Task requirements: Listed below are entries; give the number of lines among them that include "clear", and only that number.

Data shown:
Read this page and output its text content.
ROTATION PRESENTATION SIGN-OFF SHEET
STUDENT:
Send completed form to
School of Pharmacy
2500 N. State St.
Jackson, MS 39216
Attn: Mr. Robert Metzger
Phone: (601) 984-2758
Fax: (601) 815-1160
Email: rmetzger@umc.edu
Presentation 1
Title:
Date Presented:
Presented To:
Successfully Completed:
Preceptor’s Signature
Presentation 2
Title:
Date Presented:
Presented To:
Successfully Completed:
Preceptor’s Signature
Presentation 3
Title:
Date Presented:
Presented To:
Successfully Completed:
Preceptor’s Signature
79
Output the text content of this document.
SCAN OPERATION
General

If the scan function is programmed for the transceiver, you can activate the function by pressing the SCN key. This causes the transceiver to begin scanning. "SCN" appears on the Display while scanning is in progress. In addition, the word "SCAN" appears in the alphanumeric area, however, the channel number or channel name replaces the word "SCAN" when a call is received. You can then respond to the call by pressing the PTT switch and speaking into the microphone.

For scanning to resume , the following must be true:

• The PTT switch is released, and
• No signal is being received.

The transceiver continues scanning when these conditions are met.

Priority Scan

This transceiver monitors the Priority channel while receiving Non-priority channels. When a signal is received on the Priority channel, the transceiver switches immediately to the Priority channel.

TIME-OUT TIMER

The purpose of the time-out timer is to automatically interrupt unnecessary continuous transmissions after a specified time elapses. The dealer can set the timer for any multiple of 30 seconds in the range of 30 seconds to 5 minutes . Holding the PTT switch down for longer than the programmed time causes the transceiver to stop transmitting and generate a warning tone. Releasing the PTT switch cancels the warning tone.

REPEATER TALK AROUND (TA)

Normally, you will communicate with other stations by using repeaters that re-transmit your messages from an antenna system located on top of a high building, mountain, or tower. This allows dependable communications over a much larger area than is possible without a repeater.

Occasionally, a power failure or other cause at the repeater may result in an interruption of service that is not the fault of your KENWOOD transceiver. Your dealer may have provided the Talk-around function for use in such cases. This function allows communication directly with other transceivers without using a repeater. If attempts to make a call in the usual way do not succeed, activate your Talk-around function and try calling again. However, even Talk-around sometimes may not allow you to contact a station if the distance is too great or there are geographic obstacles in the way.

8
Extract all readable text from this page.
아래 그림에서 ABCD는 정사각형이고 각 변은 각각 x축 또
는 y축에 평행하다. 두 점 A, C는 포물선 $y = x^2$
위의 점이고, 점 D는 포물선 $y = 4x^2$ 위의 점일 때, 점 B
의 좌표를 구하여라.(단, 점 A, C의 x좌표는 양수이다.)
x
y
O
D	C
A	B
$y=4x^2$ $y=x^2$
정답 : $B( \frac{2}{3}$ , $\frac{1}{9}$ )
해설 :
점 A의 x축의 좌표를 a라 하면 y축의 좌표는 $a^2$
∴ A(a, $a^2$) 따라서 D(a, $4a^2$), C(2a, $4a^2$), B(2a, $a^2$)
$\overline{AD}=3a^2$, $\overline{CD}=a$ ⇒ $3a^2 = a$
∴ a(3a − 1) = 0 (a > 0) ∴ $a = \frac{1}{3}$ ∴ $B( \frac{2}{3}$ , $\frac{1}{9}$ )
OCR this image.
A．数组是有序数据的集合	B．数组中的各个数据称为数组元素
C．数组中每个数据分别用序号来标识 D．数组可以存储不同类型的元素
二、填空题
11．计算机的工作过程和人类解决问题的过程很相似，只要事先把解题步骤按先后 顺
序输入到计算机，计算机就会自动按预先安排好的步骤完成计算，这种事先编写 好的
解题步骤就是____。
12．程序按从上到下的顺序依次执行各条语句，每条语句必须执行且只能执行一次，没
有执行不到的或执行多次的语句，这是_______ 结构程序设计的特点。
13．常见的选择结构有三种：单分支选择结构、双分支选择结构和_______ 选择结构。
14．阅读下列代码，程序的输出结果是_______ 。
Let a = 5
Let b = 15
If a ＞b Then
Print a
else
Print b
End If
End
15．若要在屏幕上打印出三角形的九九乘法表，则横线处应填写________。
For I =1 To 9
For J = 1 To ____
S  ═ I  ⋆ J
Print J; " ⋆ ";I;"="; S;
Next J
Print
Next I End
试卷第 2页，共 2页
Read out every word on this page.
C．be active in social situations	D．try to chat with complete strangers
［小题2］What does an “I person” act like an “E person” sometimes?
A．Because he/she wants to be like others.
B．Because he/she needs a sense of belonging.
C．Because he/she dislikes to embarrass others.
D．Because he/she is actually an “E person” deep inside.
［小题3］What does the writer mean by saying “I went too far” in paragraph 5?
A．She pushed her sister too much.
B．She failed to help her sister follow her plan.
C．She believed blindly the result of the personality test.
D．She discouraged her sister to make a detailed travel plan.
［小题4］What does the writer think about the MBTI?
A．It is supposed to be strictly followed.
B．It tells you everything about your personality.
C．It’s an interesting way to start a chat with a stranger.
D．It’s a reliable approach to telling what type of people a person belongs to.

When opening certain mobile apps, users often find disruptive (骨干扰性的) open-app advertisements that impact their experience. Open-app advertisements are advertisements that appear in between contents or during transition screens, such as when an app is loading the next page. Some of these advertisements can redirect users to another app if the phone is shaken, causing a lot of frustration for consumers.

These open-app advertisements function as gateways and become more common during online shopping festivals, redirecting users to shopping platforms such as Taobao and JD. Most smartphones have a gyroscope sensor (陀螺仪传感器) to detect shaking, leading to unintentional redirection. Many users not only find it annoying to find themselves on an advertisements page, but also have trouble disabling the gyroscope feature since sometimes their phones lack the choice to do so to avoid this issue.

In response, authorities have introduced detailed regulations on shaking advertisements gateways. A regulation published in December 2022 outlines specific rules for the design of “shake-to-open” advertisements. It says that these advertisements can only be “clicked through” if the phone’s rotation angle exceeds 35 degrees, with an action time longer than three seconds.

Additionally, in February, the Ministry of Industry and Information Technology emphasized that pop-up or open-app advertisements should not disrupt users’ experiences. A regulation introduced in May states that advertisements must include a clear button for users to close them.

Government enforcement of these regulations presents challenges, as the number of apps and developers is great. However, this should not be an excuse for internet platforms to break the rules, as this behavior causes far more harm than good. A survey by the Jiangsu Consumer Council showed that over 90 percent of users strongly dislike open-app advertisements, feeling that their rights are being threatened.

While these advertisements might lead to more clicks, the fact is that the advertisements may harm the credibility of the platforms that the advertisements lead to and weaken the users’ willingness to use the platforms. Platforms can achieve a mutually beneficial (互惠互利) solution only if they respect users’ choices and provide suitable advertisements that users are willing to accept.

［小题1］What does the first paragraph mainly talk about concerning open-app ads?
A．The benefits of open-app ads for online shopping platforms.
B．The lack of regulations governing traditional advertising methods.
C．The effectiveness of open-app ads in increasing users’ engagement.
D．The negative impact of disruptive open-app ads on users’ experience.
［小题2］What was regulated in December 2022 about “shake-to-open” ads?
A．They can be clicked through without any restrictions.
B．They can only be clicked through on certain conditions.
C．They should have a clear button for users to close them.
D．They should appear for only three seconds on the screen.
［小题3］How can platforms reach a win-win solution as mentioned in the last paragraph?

Solution to the problem: 2